=== Exercise data ===
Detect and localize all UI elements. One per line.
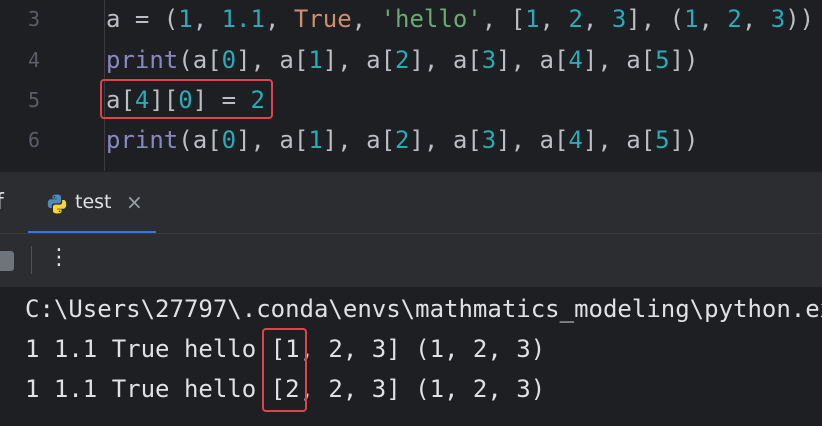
code-token: 4 <box>568 126 583 154</box>
code-token: 3 <box>770 5 786 33</box>
console-line: C:\Users\27797\.conda\envs\mathmatics_mo… <box>25 295 822 323</box>
code-token: 0 <box>221 46 237 74</box>
run-tool-window-header: f test × <box>0 171 822 234</box>
code-token: a = ( <box>106 5 179 33</box>
code-token: 2 <box>568 5 583 33</box>
more-options-icon[interactable]: ⋮ <box>48 245 70 270</box>
code-token: ], a[ <box>582 46 656 74</box>
code-token: ], a[ <box>496 126 569 154</box>
clipped-tab-label[interactable]: f <box>0 190 4 215</box>
code-token: 0 <box>221 126 237 154</box>
code-token: ], a[ <box>409 46 482 74</box>
toolbar-divider <box>31 246 32 274</box>
code-token: 2 <box>395 126 410 154</box>
code-token: ], a[ <box>496 46 569 74</box>
run-toolbar: ⋮ <box>0 233 822 287</box>
code-token: 3 <box>611 5 627 33</box>
code-token: 1 <box>525 5 540 33</box>
code-token: , <box>582 5 612 33</box>
code-token: print <box>106 126 179 154</box>
close-icon[interactable]: × <box>126 190 143 214</box>
code-token: True <box>293 5 352 33</box>
code-token: 5 <box>655 126 670 154</box>
code-token: (a[ <box>178 46 222 74</box>
code-token: )) <box>785 5 815 33</box>
code-token: ], ( <box>626 5 685 33</box>
line-number: 3 <box>27 7 40 31</box>
code-token: 3 <box>481 46 497 74</box>
code-token: , <box>741 5 771 33</box>
code-token: ], a[ <box>322 126 396 154</box>
code-line[interactable]: print(a[0], a[1], a[2], a[3], a[4], a[5]… <box>106 121 698 159</box>
tab-label: test <box>75 191 112 213</box>
code-token: ]) <box>669 126 699 154</box>
line-number: 5 <box>27 88 40 112</box>
code-token: 1 <box>684 5 699 33</box>
code-token: ]) <box>669 46 699 74</box>
code-token: , <box>192 5 222 33</box>
code-token: ], a[ <box>236 126 309 154</box>
line-number: 6 <box>27 128 40 152</box>
code-token: , <box>698 5 728 33</box>
code-token: , <box>264 5 294 33</box>
tab-test[interactable]: test × <box>28 172 156 234</box>
code-token: 3 <box>481 126 497 154</box>
code-token: ], a[ <box>409 126 482 154</box>
code-token: 1.1 <box>221 5 265 33</box>
code-token: (a[ <box>178 126 222 154</box>
code-token: ], a[ <box>322 46 396 74</box>
code-line[interactable]: a = (1, 1.1, True, 'hello', [1, 2, 3], (… <box>106 0 814 38</box>
code-token: 1 <box>308 126 323 154</box>
highlight-box <box>262 328 307 412</box>
stop-icon[interactable] <box>0 251 14 271</box>
code-token: 1 <box>308 46 323 74</box>
code-token: ], a[ <box>236 46 309 74</box>
console-output[interactable]: C:\Users\27797\.conda\envs\mathmatics_mo… <box>0 287 822 426</box>
code-token: 4 <box>568 46 583 74</box>
highlight-box <box>100 79 273 119</box>
code-token: 'hello' <box>380 5 482 33</box>
code-token: print <box>106 46 179 74</box>
code-token: 2 <box>395 46 410 74</box>
code-token: 1 <box>178 5 193 33</box>
code-token: ], a[ <box>582 126 656 154</box>
code-token: , [ <box>481 5 526 33</box>
python-icon <box>47 194 67 214</box>
line-number: 4 <box>27 48 40 72</box>
code-token: 5 <box>655 46 670 74</box>
code-token: 2 <box>727 5 742 33</box>
code-line[interactable]: print(a[0], a[1], a[2], a[3], a[4], a[5]… <box>106 41 698 79</box>
code-token: , <box>539 5 569 33</box>
code-token: , <box>351 5 381 33</box>
code-editor[interactable]: 3 4 5 6 a = (1, 1.1, True, 'hello', [1, … <box>0 0 822 171</box>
===
#### Aim of the task
Duplicate all the lines of the rows above, leaving out the pictures.

#### Completed task
Detect and localize all UI elements. One per line.
code-token: 4 <box>568 126 583 154</box>
code-token: 3 <box>770 5 786 33</box>
console-line: C:\Users\27797\.conda\envs\mathmatics_mo… <box>25 295 822 323</box>
code-token: 0 <box>221 46 237 74</box>
run-tool-window-header: f test × <box>0 171 822 234</box>
code-token: a = ( <box>106 5 179 33</box>
code-token: 2 <box>568 5 583 33</box>
more-options-icon[interactable]: ⋮ <box>48 245 70 270</box>
code-token: ], a[ <box>582 46 656 74</box>
code-token: ], a[ <box>496 126 569 154</box>
clipped-tab-label[interactable]: f <box>0 190 4 215</box>
code-token: 0 <box>221 126 237 154</box>
code-token: ], a[ <box>409 46 482 74</box>
toolbar-divider <box>31 246 32 274</box>
code-token: 2 <box>395 126 410 154</box>
code-token: ], a[ <box>496 46 569 74</box>
run-toolbar: ⋮ <box>0 233 822 287</box>
code-token: 3 <box>611 5 627 33</box>
code-token: 1 <box>525 5 540 33</box>
code-token: , <box>582 5 612 33</box>
code-token: print <box>106 126 179 154</box>
close-icon[interactable]: × <box>126 190 143 214</box>
code-token: True <box>293 5 352 33</box>
code-token: 5 <box>655 126 670 154</box>
code-token: (a[ <box>178 46 222 74</box>
code-token: )) <box>785 5 815 33</box>
code-token: ], ( <box>626 5 685 33</box>
line-number: 3 <box>27 7 40 31</box>
code-token: 3 <box>481 46 497 74</box>
code-token: , <box>741 5 771 33</box>
code-token: ], a[ <box>322 126 396 154</box>
code-line[interactable]: print(a[0], a[1], a[2], a[3], a[4], a[5]… <box>106 121 698 159</box>
tab-label: test <box>75 191 112 213</box>
code-token: ]) <box>669 126 699 154</box>
line-number: 5 <box>27 88 40 112</box>
code-token: 1 <box>684 5 699 33</box>
code-token: ]) <box>669 46 699 74</box>
code-token: , <box>192 5 222 33</box>
code-token: ], a[ <box>236 126 309 154</box>
line-number: 6 <box>27 128 40 152</box>
code-token: , <box>698 5 728 33</box>
code-token: , <box>264 5 294 33</box>
tab-test[interactable]: test × <box>28 172 156 234</box>
code-token: 3 <box>481 126 497 154</box>
code-token: ], a[ <box>409 126 482 154</box>
code-token: 1.1 <box>221 5 265 33</box>
code-token: (a[ <box>178 126 222 154</box>
code-token: ], a[ <box>322 46 396 74</box>
code-line[interactable]: a = (1, 1.1, True, 'hello', [1, 2, 3], (… <box>106 0 814 38</box>
code-token: 1 <box>308 126 323 154</box>
highlight-box <box>262 328 307 412</box>
stop-icon[interactable] <box>0 251 14 271</box>
code-token: 1 <box>308 46 323 74</box>
code-token: ], a[ <box>236 46 309 74</box>
console-output[interactable]: C:\Users\27797\.conda\envs\mathmatics_mo… <box>0 287 822 426</box>
code-token: 4 <box>568 46 583 74</box>
highlight-box <box>100 79 273 119</box>
code-token: 'hello' <box>380 5 482 33</box>
code-token: print <box>106 46 179 74</box>
code-token: 2 <box>395 46 410 74</box>
code-token: 1 <box>178 5 193 33</box>
code-token: ], a[ <box>582 126 656 154</box>
code-token: , [ <box>481 5 526 33</box>
python-icon <box>47 194 67 214</box>
line-number: 4 <box>27 48 40 72</box>
code-token: 5 <box>655 46 670 74</box>
code-token: 2 <box>727 5 742 33</box>
code-line[interactable]: print(a[0], a[1], a[2], a[3], a[4], a[5]… <box>106 41 698 79</box>
code-token: , <box>539 5 569 33</box>
code-token: , <box>351 5 381 33</box>
code-editor[interactable]: 3 4 5 6 a = (1, 1.1, True, 'hello', [1, … <box>0 0 822 171</box>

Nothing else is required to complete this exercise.